_EXERCISE DIRECTIONS:_ Every line holding the string "this" should be gathered.
** start MATERIAL FOR THE TASK **
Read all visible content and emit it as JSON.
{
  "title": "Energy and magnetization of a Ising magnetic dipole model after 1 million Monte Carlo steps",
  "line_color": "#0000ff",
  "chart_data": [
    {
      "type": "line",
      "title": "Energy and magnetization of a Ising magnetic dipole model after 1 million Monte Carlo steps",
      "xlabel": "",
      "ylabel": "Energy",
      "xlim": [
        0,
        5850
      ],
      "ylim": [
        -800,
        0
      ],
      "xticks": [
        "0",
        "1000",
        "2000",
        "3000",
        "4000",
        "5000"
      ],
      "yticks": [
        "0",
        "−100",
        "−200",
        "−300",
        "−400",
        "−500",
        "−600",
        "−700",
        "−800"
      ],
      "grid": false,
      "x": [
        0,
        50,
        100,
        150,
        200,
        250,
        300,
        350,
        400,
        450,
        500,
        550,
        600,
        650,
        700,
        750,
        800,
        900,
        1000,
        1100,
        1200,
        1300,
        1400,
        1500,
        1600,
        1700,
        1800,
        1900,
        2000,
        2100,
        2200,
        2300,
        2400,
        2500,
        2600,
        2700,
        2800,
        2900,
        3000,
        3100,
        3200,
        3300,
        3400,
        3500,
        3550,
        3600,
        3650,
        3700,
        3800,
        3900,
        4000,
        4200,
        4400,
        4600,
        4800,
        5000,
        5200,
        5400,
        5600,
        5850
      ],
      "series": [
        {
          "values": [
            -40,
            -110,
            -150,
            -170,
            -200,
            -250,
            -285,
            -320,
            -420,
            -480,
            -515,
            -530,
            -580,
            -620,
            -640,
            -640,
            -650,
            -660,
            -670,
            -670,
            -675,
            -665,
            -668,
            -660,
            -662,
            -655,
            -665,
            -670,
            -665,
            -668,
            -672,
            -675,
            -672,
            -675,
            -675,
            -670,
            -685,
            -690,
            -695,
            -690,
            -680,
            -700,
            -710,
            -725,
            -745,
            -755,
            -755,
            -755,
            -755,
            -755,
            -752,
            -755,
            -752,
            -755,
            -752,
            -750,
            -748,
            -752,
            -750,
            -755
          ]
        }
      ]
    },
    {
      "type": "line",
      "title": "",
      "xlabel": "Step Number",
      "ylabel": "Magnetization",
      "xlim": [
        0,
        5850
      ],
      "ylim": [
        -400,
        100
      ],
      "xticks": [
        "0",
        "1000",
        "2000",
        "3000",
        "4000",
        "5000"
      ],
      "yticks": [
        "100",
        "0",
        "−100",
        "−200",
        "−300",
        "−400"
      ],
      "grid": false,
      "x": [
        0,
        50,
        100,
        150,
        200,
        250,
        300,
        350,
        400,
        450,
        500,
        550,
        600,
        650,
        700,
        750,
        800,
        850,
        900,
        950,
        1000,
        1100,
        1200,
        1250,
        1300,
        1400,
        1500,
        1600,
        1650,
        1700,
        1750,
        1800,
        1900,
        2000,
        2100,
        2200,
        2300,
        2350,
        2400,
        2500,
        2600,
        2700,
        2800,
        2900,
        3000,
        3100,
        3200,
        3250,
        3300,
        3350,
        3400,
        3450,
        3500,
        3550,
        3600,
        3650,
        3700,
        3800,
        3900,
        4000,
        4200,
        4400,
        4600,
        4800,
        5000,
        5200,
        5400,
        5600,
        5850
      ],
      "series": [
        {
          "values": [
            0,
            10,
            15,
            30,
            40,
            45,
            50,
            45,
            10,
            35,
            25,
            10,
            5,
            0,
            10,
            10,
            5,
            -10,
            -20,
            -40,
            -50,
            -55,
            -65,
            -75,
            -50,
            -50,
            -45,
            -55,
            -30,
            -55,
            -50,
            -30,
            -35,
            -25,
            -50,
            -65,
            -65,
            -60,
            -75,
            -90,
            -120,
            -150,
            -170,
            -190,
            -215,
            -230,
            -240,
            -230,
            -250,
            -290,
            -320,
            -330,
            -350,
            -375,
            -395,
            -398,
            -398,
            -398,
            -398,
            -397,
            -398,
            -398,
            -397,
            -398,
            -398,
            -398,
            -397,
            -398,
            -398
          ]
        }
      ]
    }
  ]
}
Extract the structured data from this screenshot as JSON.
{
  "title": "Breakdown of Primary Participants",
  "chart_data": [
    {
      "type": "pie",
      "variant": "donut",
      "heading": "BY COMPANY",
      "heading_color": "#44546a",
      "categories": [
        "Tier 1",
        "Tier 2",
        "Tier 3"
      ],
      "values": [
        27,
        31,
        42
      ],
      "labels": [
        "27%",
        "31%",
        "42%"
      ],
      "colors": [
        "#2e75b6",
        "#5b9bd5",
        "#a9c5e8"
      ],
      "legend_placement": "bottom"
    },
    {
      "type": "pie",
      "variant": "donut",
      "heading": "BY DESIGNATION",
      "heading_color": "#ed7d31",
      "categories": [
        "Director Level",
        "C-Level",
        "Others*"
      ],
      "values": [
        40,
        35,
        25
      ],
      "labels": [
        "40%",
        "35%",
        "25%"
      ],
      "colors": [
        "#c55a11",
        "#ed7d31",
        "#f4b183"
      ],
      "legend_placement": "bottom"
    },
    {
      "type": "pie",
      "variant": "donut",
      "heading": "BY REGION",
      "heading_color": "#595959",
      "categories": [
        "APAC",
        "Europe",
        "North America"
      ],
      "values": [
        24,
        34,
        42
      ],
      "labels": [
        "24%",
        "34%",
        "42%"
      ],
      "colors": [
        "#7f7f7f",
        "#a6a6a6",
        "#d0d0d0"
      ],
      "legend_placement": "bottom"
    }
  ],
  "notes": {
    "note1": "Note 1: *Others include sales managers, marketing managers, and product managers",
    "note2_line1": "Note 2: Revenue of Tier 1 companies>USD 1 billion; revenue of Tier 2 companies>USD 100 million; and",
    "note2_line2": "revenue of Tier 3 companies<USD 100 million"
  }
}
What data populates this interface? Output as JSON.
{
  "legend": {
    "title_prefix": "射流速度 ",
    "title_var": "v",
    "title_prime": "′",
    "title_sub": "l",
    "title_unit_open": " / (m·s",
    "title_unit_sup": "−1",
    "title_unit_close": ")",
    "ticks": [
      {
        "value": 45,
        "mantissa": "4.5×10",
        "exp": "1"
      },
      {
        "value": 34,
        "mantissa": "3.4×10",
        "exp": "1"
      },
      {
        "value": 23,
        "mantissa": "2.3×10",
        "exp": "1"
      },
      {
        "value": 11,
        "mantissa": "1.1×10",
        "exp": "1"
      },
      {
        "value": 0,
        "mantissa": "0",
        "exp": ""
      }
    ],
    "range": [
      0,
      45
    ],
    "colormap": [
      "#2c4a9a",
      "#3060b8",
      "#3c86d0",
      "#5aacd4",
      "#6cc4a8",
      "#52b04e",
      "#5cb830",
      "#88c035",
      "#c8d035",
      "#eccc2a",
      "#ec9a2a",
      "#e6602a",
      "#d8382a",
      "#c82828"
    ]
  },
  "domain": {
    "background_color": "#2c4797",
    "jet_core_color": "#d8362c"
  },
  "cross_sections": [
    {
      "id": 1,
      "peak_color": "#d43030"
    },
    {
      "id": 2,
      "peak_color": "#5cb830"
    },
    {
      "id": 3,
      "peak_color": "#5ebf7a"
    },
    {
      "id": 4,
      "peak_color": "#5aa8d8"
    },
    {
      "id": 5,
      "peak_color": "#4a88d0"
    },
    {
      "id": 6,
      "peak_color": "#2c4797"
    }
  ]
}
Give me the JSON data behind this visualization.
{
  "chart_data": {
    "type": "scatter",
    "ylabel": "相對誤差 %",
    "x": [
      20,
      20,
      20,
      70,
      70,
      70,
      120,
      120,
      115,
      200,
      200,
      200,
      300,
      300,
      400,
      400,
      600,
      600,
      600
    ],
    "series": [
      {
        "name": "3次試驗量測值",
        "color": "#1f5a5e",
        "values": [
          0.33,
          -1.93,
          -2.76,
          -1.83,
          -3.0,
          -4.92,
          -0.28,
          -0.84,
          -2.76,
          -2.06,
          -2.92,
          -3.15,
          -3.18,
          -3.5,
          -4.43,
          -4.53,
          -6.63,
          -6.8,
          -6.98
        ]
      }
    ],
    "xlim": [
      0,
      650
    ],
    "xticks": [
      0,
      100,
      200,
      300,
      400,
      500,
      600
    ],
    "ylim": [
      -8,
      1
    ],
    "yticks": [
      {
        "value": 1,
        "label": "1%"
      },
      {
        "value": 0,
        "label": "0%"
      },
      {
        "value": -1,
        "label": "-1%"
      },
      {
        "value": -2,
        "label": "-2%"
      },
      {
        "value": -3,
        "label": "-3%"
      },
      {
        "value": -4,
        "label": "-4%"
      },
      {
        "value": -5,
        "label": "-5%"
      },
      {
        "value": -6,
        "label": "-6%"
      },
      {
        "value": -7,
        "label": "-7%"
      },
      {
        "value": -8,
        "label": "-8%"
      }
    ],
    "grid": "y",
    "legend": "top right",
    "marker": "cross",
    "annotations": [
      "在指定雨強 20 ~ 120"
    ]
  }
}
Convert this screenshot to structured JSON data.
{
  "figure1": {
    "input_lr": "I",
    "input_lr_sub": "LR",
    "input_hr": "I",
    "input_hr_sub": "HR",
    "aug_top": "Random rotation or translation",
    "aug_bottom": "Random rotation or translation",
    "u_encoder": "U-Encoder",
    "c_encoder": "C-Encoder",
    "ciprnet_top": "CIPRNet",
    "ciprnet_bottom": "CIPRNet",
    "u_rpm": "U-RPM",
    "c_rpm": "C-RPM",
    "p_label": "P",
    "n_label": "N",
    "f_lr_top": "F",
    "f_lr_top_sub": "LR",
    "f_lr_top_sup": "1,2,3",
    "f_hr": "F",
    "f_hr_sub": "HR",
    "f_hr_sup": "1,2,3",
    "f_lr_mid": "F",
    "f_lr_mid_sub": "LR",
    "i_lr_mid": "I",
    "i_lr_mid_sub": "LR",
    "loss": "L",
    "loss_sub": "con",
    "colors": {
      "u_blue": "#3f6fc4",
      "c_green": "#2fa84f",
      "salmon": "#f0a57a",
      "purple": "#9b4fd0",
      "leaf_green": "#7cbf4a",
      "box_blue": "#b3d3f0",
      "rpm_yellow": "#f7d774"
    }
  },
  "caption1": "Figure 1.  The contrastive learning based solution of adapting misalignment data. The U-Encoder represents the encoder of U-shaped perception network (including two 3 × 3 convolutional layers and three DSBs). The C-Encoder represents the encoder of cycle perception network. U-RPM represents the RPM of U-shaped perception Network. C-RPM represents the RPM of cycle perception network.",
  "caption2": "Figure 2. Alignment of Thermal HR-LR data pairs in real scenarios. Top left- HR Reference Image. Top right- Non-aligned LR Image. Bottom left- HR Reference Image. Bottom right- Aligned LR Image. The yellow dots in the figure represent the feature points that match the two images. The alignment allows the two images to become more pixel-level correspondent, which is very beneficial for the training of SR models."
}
** end MATERIAL FOR THE TASK **
_SOLUTION:_
Extract the structured data from this screenshot as JSON.
What data populates this interface? Output as JSON.
Give me the JSON data behind this visualization.
Convert this screenshot to structured JSON data.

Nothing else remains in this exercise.